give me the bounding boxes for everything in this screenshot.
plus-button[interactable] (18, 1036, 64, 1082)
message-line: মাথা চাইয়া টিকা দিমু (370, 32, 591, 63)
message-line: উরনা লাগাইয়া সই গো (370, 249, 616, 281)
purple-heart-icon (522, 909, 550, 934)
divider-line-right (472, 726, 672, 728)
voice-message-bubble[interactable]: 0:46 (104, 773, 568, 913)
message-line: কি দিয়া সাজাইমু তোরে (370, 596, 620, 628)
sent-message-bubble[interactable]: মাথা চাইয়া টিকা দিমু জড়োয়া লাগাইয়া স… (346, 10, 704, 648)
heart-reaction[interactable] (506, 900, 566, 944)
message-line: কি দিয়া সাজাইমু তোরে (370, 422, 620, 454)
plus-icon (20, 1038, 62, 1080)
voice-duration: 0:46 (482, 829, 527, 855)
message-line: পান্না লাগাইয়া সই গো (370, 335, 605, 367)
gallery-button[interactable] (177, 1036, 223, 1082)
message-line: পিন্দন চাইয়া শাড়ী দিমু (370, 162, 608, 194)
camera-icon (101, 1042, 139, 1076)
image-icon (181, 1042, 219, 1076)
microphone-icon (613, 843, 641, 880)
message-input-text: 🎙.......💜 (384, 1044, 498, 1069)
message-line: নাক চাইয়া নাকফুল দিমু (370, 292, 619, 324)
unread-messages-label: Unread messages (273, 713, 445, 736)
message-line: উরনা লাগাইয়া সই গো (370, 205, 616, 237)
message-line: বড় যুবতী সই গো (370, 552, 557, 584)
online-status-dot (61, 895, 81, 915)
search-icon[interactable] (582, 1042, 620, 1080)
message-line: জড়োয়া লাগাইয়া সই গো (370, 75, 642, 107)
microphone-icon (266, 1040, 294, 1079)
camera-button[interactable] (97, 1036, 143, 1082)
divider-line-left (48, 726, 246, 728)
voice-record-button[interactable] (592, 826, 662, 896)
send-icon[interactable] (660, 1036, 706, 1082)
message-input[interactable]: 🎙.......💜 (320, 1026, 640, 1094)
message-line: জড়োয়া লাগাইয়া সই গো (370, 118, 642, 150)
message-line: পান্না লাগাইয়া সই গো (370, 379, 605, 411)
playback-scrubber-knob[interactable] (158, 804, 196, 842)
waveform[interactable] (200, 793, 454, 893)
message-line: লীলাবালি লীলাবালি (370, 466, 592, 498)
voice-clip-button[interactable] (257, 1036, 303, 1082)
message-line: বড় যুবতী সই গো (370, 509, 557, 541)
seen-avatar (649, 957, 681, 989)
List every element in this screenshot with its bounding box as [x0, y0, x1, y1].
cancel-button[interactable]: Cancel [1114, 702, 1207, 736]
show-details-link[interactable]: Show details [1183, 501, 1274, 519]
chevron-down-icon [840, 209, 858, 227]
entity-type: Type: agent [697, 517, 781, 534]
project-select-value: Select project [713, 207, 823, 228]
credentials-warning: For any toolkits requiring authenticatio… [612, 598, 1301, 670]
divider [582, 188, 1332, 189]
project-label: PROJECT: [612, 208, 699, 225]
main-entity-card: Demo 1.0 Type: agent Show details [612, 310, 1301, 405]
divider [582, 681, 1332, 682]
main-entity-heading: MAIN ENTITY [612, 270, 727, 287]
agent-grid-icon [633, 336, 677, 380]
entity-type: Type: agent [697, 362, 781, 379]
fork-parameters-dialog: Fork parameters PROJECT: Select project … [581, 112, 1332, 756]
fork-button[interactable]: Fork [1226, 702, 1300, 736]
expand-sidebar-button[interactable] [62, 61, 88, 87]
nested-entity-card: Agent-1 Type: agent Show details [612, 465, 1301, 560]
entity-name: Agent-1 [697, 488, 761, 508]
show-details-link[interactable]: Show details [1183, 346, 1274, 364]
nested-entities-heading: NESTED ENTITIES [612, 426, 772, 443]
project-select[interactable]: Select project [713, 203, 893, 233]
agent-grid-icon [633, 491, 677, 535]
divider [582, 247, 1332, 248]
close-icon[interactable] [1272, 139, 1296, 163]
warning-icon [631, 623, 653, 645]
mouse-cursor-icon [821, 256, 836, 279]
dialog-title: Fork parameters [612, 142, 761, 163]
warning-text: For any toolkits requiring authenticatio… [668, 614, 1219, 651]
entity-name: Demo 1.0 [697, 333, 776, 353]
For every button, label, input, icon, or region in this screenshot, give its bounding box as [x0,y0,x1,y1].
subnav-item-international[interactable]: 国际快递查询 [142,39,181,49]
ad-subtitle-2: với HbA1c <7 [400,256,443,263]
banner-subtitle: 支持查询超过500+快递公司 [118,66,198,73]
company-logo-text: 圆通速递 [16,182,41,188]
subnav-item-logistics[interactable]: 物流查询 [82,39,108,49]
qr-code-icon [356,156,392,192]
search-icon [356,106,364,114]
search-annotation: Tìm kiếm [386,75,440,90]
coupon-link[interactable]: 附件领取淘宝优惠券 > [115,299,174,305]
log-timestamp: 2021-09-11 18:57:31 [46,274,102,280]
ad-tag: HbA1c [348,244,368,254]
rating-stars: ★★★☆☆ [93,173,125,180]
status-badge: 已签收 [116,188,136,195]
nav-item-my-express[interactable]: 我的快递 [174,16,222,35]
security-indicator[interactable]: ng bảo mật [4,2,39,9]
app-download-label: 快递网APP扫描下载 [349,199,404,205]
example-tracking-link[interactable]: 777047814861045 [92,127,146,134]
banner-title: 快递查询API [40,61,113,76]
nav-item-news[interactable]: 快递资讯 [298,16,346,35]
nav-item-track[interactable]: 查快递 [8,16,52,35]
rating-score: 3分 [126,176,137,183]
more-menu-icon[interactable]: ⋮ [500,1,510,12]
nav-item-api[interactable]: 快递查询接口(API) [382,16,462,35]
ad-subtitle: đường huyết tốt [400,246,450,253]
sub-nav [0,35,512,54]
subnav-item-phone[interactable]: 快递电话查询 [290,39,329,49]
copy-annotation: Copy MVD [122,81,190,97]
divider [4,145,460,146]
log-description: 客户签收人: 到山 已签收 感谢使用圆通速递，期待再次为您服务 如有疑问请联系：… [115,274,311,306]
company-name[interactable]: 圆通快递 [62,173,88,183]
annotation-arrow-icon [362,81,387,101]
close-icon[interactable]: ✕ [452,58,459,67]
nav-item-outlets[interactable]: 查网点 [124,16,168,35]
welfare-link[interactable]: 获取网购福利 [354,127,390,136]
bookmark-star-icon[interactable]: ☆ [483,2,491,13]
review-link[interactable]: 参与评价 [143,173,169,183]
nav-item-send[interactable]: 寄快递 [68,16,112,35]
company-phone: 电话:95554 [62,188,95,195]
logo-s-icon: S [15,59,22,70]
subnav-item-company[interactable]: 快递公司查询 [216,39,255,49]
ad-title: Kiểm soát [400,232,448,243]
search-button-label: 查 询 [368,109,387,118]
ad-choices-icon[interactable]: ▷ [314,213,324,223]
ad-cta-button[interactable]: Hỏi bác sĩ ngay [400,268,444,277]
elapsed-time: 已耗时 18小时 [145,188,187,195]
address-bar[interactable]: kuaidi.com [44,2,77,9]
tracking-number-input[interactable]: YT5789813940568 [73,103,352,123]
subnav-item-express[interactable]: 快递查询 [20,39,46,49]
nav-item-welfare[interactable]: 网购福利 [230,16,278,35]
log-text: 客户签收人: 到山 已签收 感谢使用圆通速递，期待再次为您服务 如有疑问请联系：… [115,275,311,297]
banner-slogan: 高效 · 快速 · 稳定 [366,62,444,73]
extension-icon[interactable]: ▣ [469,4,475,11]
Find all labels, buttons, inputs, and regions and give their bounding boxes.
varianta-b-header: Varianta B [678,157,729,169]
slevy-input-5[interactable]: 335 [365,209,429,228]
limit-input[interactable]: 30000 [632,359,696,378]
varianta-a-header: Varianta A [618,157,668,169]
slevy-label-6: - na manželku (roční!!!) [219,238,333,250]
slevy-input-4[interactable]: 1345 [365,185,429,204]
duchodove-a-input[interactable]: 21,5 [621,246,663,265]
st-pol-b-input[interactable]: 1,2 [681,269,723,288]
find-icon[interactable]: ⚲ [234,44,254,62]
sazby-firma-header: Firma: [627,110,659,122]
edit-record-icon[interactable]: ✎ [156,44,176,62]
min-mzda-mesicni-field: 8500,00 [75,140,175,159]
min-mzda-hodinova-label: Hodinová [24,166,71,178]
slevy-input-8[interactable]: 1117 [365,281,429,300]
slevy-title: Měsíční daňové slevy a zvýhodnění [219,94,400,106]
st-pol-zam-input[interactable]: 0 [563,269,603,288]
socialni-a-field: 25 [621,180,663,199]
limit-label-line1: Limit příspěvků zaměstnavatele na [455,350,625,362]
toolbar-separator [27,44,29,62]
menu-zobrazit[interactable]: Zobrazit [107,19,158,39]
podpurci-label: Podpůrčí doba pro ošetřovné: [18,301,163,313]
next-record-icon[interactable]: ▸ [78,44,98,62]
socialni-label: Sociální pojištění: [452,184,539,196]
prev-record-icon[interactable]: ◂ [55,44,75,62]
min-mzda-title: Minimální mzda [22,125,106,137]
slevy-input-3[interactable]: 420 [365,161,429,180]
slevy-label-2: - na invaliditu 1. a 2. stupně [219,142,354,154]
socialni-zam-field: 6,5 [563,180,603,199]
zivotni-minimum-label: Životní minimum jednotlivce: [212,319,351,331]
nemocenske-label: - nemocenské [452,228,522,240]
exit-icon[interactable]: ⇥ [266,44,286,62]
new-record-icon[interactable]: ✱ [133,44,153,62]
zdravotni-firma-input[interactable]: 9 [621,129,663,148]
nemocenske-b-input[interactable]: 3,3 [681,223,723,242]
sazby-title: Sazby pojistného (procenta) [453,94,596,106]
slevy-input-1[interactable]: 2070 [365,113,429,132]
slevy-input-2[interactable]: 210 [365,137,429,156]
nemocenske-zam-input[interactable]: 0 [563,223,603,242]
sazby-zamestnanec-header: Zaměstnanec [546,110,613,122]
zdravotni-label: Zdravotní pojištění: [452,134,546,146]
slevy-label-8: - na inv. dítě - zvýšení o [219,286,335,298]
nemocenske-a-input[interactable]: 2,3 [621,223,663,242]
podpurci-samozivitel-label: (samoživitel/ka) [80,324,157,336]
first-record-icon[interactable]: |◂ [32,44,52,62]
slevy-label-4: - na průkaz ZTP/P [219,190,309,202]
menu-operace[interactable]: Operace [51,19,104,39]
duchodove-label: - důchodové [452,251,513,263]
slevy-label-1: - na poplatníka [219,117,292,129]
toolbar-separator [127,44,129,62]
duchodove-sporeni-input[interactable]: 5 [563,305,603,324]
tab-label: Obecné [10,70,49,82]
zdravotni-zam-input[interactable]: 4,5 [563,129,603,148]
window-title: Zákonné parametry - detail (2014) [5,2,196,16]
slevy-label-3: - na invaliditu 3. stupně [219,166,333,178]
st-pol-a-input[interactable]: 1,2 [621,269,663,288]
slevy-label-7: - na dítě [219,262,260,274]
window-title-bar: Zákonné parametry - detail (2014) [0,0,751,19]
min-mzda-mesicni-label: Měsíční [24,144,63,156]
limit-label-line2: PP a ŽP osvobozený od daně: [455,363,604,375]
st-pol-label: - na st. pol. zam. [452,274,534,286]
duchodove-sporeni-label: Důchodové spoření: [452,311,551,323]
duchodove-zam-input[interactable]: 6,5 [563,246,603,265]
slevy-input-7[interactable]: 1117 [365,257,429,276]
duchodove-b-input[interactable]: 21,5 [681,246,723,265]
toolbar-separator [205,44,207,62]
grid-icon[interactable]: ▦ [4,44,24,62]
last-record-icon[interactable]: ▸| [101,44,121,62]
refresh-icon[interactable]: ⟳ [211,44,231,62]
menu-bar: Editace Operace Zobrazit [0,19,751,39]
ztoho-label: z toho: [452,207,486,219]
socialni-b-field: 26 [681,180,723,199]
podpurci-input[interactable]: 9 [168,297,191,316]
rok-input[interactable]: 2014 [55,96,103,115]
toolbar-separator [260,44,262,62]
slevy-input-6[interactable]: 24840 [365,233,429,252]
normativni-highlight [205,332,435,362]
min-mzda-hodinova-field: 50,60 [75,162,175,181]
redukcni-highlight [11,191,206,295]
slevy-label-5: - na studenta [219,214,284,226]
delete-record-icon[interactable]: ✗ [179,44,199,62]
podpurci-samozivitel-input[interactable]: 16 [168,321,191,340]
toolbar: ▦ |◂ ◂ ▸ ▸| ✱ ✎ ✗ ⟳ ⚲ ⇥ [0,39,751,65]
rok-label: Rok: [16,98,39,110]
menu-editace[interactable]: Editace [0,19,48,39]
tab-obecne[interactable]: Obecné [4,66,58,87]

**Short exercise**:
Recast the rows from their first line through the line containing "heart-reaction[interactable] (506, 900, 566, 944)" as a JSON list of strings, one string per line, including both of those lines and leaving out any blank lines.

**Problem solution**:
[
  "give me the bounding boxes for everything in this screenshot.",
  "plus-button[interactable] (18, 1036, 64, 1082)",
  "message-line: মাথা চাইয়া টিকা দিমু (370, 32, 591, 63)",
  "message-line: উরনা লাগাইয়া সই গো (370, 249, 616, 281)",
  "purple-heart-icon (522, 909, 550, 934)",
  "divider-line-right (472, 726, 672, 728)",
  "voice-message-bubble[interactable]: 0:46 (104, 773, 568, 913)",
  "message-line: কি দিয়া সাজাইমু তোরে (370, 596, 620, 628)",
  "sent-message-bubble[interactable]: মাথা চাইয়া টিকা দিমু জড়োয়া লাগাইয়া স… (346, 10, 704, 648)",
  "heart-reaction[interactable] (506, 900, 566, 944)"
]